== Aim of the task ==
Show all lines of the listing that hold the word "frac".

**** Source records ****

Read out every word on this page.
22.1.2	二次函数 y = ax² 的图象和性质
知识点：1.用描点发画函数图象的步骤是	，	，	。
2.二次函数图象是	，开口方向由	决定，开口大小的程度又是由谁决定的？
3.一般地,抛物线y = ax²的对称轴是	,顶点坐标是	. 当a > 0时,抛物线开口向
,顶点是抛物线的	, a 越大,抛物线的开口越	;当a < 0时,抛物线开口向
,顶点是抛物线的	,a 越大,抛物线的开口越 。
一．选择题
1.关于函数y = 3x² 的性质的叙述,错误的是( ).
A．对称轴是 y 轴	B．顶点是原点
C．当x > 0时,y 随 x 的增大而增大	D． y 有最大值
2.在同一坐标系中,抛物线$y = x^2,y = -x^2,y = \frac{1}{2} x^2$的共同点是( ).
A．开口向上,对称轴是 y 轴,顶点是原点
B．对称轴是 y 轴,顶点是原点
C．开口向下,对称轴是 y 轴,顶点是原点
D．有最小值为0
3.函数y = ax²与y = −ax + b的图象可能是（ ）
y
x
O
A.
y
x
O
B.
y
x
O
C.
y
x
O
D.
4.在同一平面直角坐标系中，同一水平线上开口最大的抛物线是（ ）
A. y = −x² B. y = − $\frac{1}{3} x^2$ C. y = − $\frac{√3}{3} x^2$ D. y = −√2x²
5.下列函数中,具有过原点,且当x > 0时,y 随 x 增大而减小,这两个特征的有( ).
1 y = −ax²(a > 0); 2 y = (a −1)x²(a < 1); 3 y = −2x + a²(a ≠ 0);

****
**** Source records ****

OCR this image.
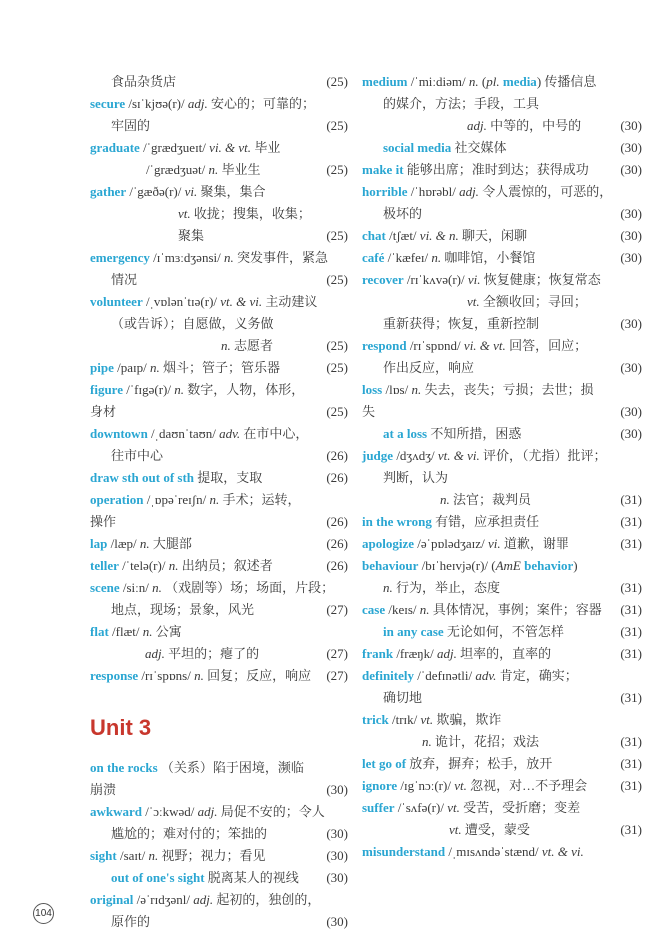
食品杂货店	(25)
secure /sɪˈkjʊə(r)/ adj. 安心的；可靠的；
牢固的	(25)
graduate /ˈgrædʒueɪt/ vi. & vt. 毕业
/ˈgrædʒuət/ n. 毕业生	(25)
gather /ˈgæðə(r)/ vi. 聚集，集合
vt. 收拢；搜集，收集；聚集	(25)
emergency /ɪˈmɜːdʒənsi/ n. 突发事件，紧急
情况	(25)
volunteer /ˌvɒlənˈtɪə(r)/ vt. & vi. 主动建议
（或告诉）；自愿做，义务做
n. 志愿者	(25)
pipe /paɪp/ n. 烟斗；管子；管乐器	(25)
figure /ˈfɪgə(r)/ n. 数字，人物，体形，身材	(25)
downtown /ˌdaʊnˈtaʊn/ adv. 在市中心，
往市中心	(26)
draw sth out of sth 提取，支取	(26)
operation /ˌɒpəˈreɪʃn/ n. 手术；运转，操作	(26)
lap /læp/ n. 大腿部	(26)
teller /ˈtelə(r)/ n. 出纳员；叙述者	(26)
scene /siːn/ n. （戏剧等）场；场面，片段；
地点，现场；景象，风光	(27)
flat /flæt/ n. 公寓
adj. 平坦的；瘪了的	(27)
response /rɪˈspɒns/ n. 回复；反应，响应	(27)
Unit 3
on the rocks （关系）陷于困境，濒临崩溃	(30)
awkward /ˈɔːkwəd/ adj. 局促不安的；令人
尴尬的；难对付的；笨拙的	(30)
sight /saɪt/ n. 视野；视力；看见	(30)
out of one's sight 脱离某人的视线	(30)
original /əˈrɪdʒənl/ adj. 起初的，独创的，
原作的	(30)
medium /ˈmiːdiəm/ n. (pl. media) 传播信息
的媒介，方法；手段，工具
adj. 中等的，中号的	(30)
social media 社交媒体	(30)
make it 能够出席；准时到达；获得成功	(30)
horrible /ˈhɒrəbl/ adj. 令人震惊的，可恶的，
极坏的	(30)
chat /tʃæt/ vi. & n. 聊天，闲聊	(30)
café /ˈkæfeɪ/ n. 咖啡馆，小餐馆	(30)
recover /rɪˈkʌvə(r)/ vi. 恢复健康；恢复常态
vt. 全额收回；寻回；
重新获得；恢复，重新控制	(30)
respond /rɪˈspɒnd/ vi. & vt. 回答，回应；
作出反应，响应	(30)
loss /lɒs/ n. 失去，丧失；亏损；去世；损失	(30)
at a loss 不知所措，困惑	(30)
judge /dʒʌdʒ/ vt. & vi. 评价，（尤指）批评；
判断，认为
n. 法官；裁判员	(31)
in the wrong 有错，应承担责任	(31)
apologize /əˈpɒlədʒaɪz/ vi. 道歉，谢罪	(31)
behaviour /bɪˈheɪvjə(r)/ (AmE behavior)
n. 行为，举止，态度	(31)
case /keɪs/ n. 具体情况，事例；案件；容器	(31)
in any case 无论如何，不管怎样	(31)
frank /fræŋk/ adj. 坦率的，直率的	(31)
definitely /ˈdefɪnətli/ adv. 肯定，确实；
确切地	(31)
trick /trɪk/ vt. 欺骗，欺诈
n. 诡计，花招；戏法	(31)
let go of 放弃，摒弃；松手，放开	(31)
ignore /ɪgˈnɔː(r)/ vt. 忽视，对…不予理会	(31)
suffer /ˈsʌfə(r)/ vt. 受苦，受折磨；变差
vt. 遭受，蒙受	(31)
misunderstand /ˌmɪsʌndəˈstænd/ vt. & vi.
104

****

== The solution ==
2.在同一坐标系中,抛物线$y = x^2,y = -x^2,y = \frac{1}{2} x^2$的共同点是( ).
A. y = −x² B. y = − $\frac{1}{3} x^2$ C. y = − $\frac{√3}{3} x^2$ D. y = −√2x²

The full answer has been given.